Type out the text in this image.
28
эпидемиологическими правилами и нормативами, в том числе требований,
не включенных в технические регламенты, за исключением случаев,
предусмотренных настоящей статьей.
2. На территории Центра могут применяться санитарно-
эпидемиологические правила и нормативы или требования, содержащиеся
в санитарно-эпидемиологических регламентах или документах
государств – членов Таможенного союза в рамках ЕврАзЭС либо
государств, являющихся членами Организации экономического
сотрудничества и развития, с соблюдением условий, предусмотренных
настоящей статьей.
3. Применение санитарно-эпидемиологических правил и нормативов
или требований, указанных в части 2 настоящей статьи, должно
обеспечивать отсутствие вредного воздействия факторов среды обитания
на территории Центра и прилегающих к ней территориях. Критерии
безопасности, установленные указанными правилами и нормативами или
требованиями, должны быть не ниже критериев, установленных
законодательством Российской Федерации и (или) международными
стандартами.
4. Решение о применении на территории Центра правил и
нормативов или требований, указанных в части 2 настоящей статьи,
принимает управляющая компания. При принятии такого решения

▸ Stated exercise
Print every entry exactly as it appears.

▸ Expected output
Type out the text in this image.
28
эпидемиологическими правилами и нормативами, в том числе требований,
не включенных в технические регламенты, за исключением случаев,
предусмотренных настоящей статьей.
2. На территории Центра могут применяться санитарно-
эпидемиологические правила и нормативы или требования, содержащиеся
в санитарно-эпидемиологических регламентах или документах
государств – членов Таможенного союза в рамках ЕврАзЭС либо
государств, являющихся членами Организации экономического
сотрудничества и развития, с соблюдением условий, предусмотренных
настоящей статьей.
3. Применение санитарно-эпидемиологических правил и нормативов
или требований, указанных в части 2 настоящей статьи, должно
обеспечивать отсутствие вредного воздействия факторов среды обитания
на территории Центра и прилегающих к ней территориях. Критерии
безопасности, установленные указанными правилами и нормативами или
требованиями, должны быть не ниже критериев, установленных
законодательством Российской Федерации и (или) международными
стандартами.
4. Решение о применении на территории Центра правил и
нормативов или требований, указанных в части 2 настоящей статьи,
принимает управляющая компания. При принятии такого решения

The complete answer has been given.